» What you should do:
Go through the data below. Pull out every line that has the word "mount".
----
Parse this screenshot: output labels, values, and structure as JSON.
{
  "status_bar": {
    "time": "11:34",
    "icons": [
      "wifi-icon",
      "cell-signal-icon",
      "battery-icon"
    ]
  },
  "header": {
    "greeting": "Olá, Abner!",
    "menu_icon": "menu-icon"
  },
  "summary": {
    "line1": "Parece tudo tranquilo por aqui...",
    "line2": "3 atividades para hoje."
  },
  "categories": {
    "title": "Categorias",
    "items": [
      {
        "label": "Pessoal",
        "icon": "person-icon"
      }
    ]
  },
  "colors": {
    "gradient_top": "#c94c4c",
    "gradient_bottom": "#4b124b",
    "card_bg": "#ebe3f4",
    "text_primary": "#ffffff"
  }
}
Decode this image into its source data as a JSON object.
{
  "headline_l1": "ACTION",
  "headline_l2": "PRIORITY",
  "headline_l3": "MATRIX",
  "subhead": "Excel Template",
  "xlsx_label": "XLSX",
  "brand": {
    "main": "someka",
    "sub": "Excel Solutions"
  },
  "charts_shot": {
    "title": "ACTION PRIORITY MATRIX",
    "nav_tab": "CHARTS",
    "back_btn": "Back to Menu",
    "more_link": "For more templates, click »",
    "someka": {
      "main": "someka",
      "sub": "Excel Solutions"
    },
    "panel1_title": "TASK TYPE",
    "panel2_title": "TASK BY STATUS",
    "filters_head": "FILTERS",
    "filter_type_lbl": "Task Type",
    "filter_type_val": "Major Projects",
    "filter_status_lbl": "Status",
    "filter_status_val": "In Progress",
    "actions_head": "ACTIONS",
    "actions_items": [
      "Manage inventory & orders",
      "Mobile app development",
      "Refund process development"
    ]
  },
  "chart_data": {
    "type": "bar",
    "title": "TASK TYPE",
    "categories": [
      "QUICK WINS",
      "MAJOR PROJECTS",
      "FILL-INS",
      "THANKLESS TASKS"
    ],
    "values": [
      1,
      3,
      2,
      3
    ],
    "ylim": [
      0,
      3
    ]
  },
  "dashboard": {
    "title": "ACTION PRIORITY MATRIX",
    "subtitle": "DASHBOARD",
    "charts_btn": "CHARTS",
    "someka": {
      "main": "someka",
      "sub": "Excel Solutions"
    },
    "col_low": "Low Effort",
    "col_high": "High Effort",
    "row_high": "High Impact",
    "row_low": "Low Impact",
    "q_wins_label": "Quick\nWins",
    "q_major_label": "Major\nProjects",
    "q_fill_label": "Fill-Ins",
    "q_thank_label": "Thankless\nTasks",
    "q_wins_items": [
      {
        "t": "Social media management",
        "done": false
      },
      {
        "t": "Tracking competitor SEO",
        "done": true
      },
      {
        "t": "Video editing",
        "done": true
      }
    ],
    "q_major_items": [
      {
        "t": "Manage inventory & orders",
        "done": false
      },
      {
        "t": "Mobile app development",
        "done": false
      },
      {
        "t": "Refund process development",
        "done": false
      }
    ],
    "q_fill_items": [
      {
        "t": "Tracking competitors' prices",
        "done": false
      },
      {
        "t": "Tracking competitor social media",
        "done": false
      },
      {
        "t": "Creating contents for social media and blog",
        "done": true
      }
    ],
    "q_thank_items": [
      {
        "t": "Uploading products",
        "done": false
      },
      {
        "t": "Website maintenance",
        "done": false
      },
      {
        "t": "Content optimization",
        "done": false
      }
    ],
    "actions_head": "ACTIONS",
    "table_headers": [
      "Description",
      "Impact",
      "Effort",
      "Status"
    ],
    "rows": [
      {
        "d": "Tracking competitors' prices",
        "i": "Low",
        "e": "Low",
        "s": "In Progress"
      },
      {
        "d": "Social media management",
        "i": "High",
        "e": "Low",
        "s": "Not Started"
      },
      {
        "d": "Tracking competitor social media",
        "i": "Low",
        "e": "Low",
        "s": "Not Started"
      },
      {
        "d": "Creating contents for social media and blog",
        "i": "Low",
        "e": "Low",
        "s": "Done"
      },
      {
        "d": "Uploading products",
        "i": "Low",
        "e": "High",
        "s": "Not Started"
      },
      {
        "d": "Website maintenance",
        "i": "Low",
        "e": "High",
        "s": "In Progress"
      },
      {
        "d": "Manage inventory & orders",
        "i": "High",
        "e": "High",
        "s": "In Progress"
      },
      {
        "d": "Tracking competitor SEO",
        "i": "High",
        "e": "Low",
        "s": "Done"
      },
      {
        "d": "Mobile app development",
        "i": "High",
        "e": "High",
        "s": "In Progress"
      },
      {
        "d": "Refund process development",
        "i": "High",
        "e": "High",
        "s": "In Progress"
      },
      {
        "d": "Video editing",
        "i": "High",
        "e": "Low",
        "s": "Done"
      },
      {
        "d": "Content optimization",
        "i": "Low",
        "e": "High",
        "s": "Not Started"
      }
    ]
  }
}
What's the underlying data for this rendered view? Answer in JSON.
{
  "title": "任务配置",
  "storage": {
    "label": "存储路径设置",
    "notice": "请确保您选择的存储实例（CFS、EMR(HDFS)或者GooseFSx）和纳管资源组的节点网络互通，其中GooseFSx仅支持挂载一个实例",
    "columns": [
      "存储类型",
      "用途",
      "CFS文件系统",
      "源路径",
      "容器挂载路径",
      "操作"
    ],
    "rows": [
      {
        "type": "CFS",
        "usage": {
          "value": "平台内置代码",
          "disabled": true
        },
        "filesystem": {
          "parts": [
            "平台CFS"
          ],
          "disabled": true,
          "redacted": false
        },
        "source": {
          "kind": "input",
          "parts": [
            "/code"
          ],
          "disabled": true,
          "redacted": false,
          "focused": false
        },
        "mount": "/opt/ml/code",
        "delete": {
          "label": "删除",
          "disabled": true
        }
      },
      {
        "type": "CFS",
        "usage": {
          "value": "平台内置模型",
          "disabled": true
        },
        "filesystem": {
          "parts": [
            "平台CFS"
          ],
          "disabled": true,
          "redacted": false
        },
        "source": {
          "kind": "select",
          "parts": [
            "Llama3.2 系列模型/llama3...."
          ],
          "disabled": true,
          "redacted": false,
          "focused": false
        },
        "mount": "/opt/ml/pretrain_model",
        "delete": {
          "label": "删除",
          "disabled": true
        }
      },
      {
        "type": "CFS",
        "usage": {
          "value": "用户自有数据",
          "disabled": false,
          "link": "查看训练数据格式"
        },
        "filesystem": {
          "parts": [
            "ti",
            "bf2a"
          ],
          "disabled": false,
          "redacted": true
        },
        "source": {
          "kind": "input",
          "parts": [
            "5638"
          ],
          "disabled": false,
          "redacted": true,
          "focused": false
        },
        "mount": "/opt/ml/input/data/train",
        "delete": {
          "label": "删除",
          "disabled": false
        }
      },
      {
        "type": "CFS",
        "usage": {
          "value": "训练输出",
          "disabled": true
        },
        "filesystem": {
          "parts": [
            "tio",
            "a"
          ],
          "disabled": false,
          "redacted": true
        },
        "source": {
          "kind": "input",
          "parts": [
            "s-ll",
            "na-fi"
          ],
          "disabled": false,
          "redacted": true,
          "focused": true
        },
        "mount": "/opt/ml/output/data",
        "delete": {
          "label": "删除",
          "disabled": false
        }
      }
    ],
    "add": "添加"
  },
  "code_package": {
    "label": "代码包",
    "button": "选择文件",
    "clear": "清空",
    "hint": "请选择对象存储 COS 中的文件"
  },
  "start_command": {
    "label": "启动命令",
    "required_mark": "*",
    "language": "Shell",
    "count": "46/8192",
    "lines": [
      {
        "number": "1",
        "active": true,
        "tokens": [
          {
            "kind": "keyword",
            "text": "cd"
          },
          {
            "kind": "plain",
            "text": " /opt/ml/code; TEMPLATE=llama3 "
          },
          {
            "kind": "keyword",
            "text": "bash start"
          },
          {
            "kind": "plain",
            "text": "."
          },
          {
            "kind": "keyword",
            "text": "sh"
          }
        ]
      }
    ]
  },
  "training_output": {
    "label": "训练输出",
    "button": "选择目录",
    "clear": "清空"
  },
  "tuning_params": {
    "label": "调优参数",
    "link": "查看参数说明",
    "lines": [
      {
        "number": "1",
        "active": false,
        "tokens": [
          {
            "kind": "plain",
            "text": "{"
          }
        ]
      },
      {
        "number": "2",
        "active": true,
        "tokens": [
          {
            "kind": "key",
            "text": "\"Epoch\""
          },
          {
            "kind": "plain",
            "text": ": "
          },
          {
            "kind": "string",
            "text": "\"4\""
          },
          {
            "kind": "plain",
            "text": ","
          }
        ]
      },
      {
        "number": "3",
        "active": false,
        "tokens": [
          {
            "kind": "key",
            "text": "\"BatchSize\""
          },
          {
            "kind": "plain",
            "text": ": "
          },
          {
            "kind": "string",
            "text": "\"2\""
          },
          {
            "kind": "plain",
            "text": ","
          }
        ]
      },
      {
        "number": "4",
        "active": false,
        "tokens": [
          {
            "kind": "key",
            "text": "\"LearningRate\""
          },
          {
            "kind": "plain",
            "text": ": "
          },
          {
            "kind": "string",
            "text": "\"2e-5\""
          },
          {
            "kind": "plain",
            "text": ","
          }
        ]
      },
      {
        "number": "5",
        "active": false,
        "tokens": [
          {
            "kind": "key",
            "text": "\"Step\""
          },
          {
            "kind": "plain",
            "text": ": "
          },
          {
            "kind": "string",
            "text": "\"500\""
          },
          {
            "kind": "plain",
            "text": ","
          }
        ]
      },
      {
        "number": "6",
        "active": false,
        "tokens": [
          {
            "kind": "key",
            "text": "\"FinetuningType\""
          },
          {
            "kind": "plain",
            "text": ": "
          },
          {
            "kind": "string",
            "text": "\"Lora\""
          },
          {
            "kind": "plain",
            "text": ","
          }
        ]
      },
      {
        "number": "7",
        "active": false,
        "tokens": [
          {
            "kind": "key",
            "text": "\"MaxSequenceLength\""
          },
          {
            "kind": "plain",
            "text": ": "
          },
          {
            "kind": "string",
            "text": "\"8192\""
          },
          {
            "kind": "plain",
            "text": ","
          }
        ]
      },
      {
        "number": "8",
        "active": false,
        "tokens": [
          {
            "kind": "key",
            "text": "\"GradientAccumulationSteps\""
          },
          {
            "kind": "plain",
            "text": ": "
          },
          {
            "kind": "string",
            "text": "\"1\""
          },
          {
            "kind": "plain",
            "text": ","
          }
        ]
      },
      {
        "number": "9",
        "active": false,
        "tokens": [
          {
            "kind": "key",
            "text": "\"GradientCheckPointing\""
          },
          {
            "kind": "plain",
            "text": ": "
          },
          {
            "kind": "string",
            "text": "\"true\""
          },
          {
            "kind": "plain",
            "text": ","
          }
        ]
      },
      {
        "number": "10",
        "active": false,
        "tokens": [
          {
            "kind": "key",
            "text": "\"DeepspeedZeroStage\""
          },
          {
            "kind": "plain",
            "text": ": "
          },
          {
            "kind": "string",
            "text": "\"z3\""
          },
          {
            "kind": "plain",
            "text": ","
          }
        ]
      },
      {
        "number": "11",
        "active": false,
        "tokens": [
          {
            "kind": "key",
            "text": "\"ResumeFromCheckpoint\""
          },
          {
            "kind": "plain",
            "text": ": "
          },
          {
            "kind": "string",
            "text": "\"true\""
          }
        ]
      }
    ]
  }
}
----
» Answer to the exercise:
        "mount": "/opt/ml/code",
        "mount": "/opt/ml/pretrain_model",
        "mount": "/opt/ml/input/data/train",
        "mount": "/opt/ml/output/data",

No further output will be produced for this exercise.